_Your goal_
Read through the records below and copy each line that uses the word "Biden".

_Input records_
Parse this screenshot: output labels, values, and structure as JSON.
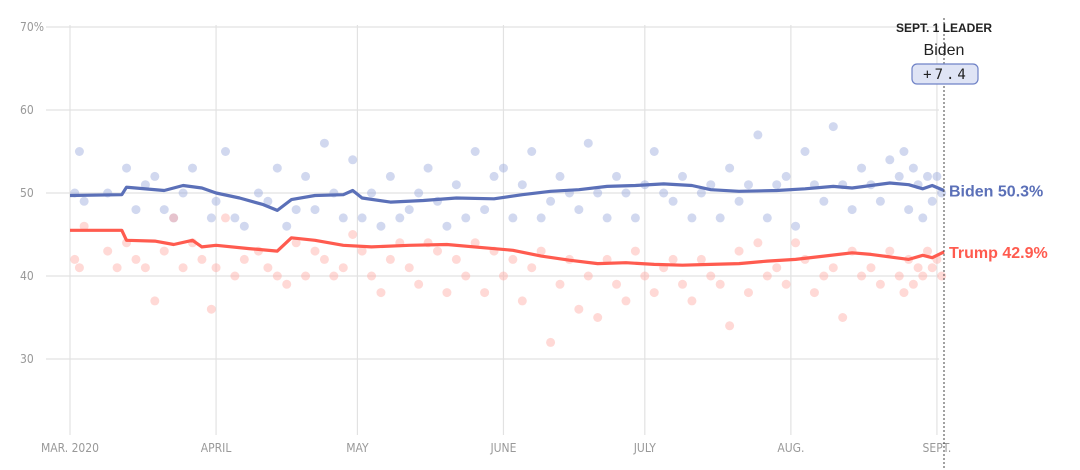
{
  "chart_data": {
    "type": "line",
    "title": "",
    "xlabel": "",
    "ylabel": "",
    "ylim": [
      20,
      70
    ],
    "x_unit": "days since Mar. 1, 2020",
    "xlim": [
      0,
      185
    ],
    "y_ticks": [
      {
        "value": 70,
        "label": "70%"
      },
      {
        "value": 60,
        "label": "60"
      },
      {
        "value": 50,
        "label": "50"
      },
      {
        "value": 40,
        "label": "40"
      },
      {
        "value": 30,
        "label": "30"
      }
    ],
    "x_ticks": [
      {
        "day": 0,
        "label": "MAR. 2020"
      },
      {
        "day": 31,
        "label": "APRIL"
      },
      {
        "day": 61,
        "label": "MAY"
      },
      {
        "day": 92,
        "label": "JUNE"
      },
      {
        "day": 122,
        "label": "JULY"
      },
      {
        "day": 153,
        "label": "AUG."
      },
      {
        "day": 184,
        "label": "SEPT."
      }
    ],
    "grid": true,
    "leader": {
      "heading": "SEPT. 1 LEADER",
      "name": "Biden",
      "margin": "+7.4",
      "day": 185.5
    },
    "series": [
      {
        "name": "Biden",
        "label": "Biden 50.3%",
        "color": "#5b70b8",
        "dot_color": "#9aa8dc",
        "trend": [
          [
            0,
            49.7
          ],
          [
            11,
            49.8
          ],
          [
            12,
            50.7
          ],
          [
            20,
            50.3
          ],
          [
            24,
            50.9
          ],
          [
            28,
            50.6
          ],
          [
            31,
            50.0
          ],
          [
            36,
            49.4
          ],
          [
            41,
            48.6
          ],
          [
            44,
            47.9
          ],
          [
            47,
            49.2
          ],
          [
            52,
            49.7
          ],
          [
            58,
            49.8
          ],
          [
            60,
            50.3
          ],
          [
            62,
            49.4
          ],
          [
            68,
            48.9
          ],
          [
            75,
            49.1
          ],
          [
            82,
            49.4
          ],
          [
            90,
            49.3
          ],
          [
            96,
            49.8
          ],
          [
            102,
            50.2
          ],
          [
            108,
            50.4
          ],
          [
            114,
            50.8
          ],
          [
            120,
            50.9
          ],
          [
            126,
            51.1
          ],
          [
            132,
            50.9
          ],
          [
            136,
            50.4
          ],
          [
            142,
            50.2
          ],
          [
            150,
            50.3
          ],
          [
            156,
            50.5
          ],
          [
            162,
            50.8
          ],
          [
            166,
            50.6
          ],
          [
            170,
            50.9
          ],
          [
            174,
            51.2
          ],
          [
            178,
            51.0
          ],
          [
            181,
            50.5
          ],
          [
            183,
            50.9
          ],
          [
            185.5,
            50.3
          ]
        ],
        "polls": [
          [
            1,
            50
          ],
          [
            2,
            55
          ],
          [
            3,
            49
          ],
          [
            8,
            50
          ],
          [
            12,
            53
          ],
          [
            14,
            48
          ],
          [
            16,
            51
          ],
          [
            18,
            52
          ],
          [
            20,
            48
          ],
          [
            22,
            47
          ],
          [
            24,
            50
          ],
          [
            26,
            53
          ],
          [
            30,
            47
          ],
          [
            31,
            49
          ],
          [
            33,
            55
          ],
          [
            35,
            47
          ],
          [
            37,
            46
          ],
          [
            40,
            50
          ],
          [
            42,
            49
          ],
          [
            44,
            53
          ],
          [
            46,
            46
          ],
          [
            48,
            48
          ],
          [
            50,
            52
          ],
          [
            52,
            48
          ],
          [
            54,
            56
          ],
          [
            56,
            50
          ],
          [
            58,
            47
          ],
          [
            60,
            54
          ],
          [
            62,
            47
          ],
          [
            64,
            50
          ],
          [
            66,
            46
          ],
          [
            68,
            52
          ],
          [
            70,
            47
          ],
          [
            72,
            48
          ],
          [
            74,
            50
          ],
          [
            76,
            53
          ],
          [
            78,
            49
          ],
          [
            80,
            46
          ],
          [
            82,
            51
          ],
          [
            84,
            47
          ],
          [
            86,
            55
          ],
          [
            88,
            48
          ],
          [
            90,
            52
          ],
          [
            92,
            53
          ],
          [
            94,
            47
          ],
          [
            96,
            51
          ],
          [
            98,
            55
          ],
          [
            100,
            47
          ],
          [
            102,
            49
          ],
          [
            104,
            52
          ],
          [
            106,
            50
          ],
          [
            108,
            48
          ],
          [
            110,
            56
          ],
          [
            112,
            50
          ],
          [
            114,
            47
          ],
          [
            116,
            52
          ],
          [
            118,
            50
          ],
          [
            120,
            47
          ],
          [
            122,
            51
          ],
          [
            124,
            55
          ],
          [
            126,
            50
          ],
          [
            128,
            49
          ],
          [
            130,
            52
          ],
          [
            132,
            47
          ],
          [
            134,
            50
          ],
          [
            136,
            51
          ],
          [
            138,
            47
          ],
          [
            140,
            53
          ],
          [
            142,
            49
          ],
          [
            144,
            51
          ],
          [
            146,
            57
          ],
          [
            148,
            47
          ],
          [
            150,
            51
          ],
          [
            152,
            52
          ],
          [
            154,
            46
          ],
          [
            156,
            55
          ],
          [
            158,
            51
          ],
          [
            160,
            49
          ],
          [
            162,
            58
          ],
          [
            164,
            51
          ],
          [
            166,
            48
          ],
          [
            168,
            53
          ],
          [
            170,
            51
          ],
          [
            172,
            49
          ],
          [
            174,
            54
          ],
          [
            176,
            52
          ],
          [
            177,
            55
          ],
          [
            178,
            48
          ],
          [
            179,
            53
          ],
          [
            180,
            51
          ],
          [
            181,
            47
          ],
          [
            182,
            52
          ],
          [
            183,
            49
          ],
          [
            184,
            52
          ],
          [
            185,
            50
          ]
        ]
      },
      {
        "name": "Trump",
        "label": "Trump 42.9%",
        "color": "#ff5b4f",
        "dot_color": "#ffaaa3",
        "trend": [
          [
            0,
            45.5
          ],
          [
            11,
            45.5
          ],
          [
            12,
            44.3
          ],
          [
            18,
            44.2
          ],
          [
            22,
            43.8
          ],
          [
            26,
            44.3
          ],
          [
            28,
            43.5
          ],
          [
            31,
            43.7
          ],
          [
            38,
            43.3
          ],
          [
            44,
            43.0
          ],
          [
            47,
            44.6
          ],
          [
            52,
            44.3
          ],
          [
            58,
            43.7
          ],
          [
            64,
            43.5
          ],
          [
            72,
            43.7
          ],
          [
            80,
            43.8
          ],
          [
            88,
            43.4
          ],
          [
            94,
            43.1
          ],
          [
            100,
            42.4
          ],
          [
            106,
            41.9
          ],
          [
            112,
            41.5
          ],
          [
            118,
            41.6
          ],
          [
            124,
            41.4
          ],
          [
            130,
            41.3
          ],
          [
            136,
            41.4
          ],
          [
            142,
            41.5
          ],
          [
            148,
            41.8
          ],
          [
            154,
            42.0
          ],
          [
            160,
            42.4
          ],
          [
            166,
            42.8
          ],
          [
            170,
            42.6
          ],
          [
            174,
            42.3
          ],
          [
            178,
            42.0
          ],
          [
            181,
            42.5
          ],
          [
            183,
            42.2
          ],
          [
            185.5,
            42.9
          ]
        ],
        "polls": [
          [
            1,
            42
          ],
          [
            2,
            41
          ],
          [
            3,
            46
          ],
          [
            8,
            43
          ],
          [
            10,
            41
          ],
          [
            12,
            44
          ],
          [
            14,
            42
          ],
          [
            16,
            41
          ],
          [
            18,
            37
          ],
          [
            20,
            43
          ],
          [
            22,
            47
          ],
          [
            24,
            41
          ],
          [
            26,
            44
          ],
          [
            28,
            42
          ],
          [
            30,
            36
          ],
          [
            31,
            41
          ],
          [
            33,
            47
          ],
          [
            35,
            40
          ],
          [
            37,
            42
          ],
          [
            40,
            43
          ],
          [
            42,
            41
          ],
          [
            44,
            40
          ],
          [
            46,
            39
          ],
          [
            48,
            44
          ],
          [
            50,
            40
          ],
          [
            52,
            43
          ],
          [
            54,
            42
          ],
          [
            56,
            40
          ],
          [
            58,
            41
          ],
          [
            60,
            45
          ],
          [
            62,
            43
          ],
          [
            64,
            40
          ],
          [
            66,
            38
          ],
          [
            68,
            42
          ],
          [
            70,
            44
          ],
          [
            72,
            41
          ],
          [
            74,
            39
          ],
          [
            76,
            44
          ],
          [
            78,
            43
          ],
          [
            80,
            38
          ],
          [
            82,
            42
          ],
          [
            84,
            40
          ],
          [
            86,
            44
          ],
          [
            88,
            38
          ],
          [
            90,
            43
          ],
          [
            92,
            40
          ],
          [
            94,
            42
          ],
          [
            96,
            37
          ],
          [
            98,
            41
          ],
          [
            100,
            43
          ],
          [
            102,
            32
          ],
          [
            104,
            39
          ],
          [
            106,
            42
          ],
          [
            108,
            36
          ],
          [
            110,
            40
          ],
          [
            112,
            35
          ],
          [
            114,
            42
          ],
          [
            116,
            39
          ],
          [
            118,
            37
          ],
          [
            120,
            43
          ],
          [
            122,
            40
          ],
          [
            124,
            38
          ],
          [
            126,
            41
          ],
          [
            128,
            42
          ],
          [
            130,
            39
          ],
          [
            132,
            37
          ],
          [
            134,
            42
          ],
          [
            136,
            40
          ],
          [
            138,
            39
          ],
          [
            140,
            34
          ],
          [
            142,
            43
          ],
          [
            144,
            38
          ],
          [
            146,
            44
          ],
          [
            148,
            40
          ],
          [
            150,
            41
          ],
          [
            152,
            39
          ],
          [
            154,
            44
          ],
          [
            156,
            42
          ],
          [
            158,
            38
          ],
          [
            160,
            40
          ],
          [
            162,
            41
          ],
          [
            164,
            35
          ],
          [
            166,
            43
          ],
          [
            168,
            40
          ],
          [
            170,
            41
          ],
          [
            172,
            39
          ],
          [
            174,
            43
          ],
          [
            176,
            40
          ],
          [
            177,
            38
          ],
          [
            178,
            42
          ],
          [
            179,
            39
          ],
          [
            180,
            41
          ],
          [
            181,
            40
          ],
          [
            182,
            43
          ],
          [
            183,
            41
          ],
          [
            184,
            42
          ],
          [
            185,
            40
          ]
        ]
      }
    ]
  }
}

_Task output_
      "name": "Biden",
        "name": "Biden",
        "label": "Biden 50.3%",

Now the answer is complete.